(Items listed in a dataset)
—————
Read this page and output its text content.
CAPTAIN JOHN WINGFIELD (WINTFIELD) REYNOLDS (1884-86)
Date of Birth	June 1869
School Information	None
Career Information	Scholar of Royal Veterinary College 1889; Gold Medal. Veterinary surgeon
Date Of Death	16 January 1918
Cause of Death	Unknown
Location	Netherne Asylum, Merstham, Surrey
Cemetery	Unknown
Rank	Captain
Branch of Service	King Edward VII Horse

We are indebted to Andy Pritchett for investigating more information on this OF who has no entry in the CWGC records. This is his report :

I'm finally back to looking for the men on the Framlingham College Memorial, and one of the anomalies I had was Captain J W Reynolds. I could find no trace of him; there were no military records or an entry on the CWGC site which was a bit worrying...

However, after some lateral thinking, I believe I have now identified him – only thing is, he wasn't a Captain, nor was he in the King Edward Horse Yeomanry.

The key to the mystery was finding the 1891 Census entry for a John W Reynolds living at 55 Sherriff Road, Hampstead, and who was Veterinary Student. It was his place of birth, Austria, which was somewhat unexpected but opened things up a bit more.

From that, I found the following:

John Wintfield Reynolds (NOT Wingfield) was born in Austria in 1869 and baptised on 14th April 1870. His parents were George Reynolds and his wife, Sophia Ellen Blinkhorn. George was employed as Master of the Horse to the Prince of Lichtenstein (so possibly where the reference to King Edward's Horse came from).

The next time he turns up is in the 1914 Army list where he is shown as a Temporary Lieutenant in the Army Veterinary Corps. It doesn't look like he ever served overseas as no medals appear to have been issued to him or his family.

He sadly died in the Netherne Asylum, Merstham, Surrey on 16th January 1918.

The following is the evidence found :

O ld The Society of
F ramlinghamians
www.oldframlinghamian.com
—————
• PROBLEM TO WORK ON: Go through the material above line by line and copy it exactly.

• EXERCISE ANSWER:
Read this page and output its text content.
CAPTAIN JOHN WINGFIELD (WINTFIELD) REYNOLDS (1884-86)
Date of Birth	June 1869
School Information	None
Career Information	Scholar of Royal Veterinary College 1889; Gold Medal. Veterinary surgeon
Date Of Death	16 January 1918
Cause of Death	Unknown
Location	Netherne Asylum, Merstham, Surrey
Cemetery	Unknown
Rank	Captain
Branch of Service	King Edward VII Horse

We are indebted to Andy Pritchett for investigating more information on this OF who has no entry in the CWGC records. This is his report :

I'm finally back to looking for the men on the Framlingham College Memorial, and one of the anomalies I had was Captain J W Reynolds. I could find no trace of him; there were no military records or an entry on the CWGC site which was a bit worrying...

However, after some lateral thinking, I believe I have now identified him – only thing is, he wasn't a Captain, nor was he in the King Edward Horse Yeomanry.

The key to the mystery was finding the 1891 Census entry for a John W Reynolds living at 55 Sherriff Road, Hampstead, and who was Veterinary Student. It was his place of birth, Austria, which was somewhat unexpected but opened things up a bit more.

From that, I found the following:

John Wintfield Reynolds (NOT Wingfield) was born in Austria in 1869 and baptised on 14th April 1870. His parents were George Reynolds and his wife, Sophia Ellen Blinkhorn. George was employed as Master of the Horse to the Prince of Lichtenstein (so possibly where the reference to King Edward's Horse came from).

The next time he turns up is in the 1914 Army list where he is shown as a Temporary Lieutenant in the Army Veterinary Corps. It doesn't look like he ever served overseas as no medals appear to have been issued to him or his family.

He sadly died in the Netherne Asylum, Merstham, Surrey on 16th January 1918.

The following is the evidence found :

O ld The Society of
F ramlinghamians
www.oldframlinghamian.com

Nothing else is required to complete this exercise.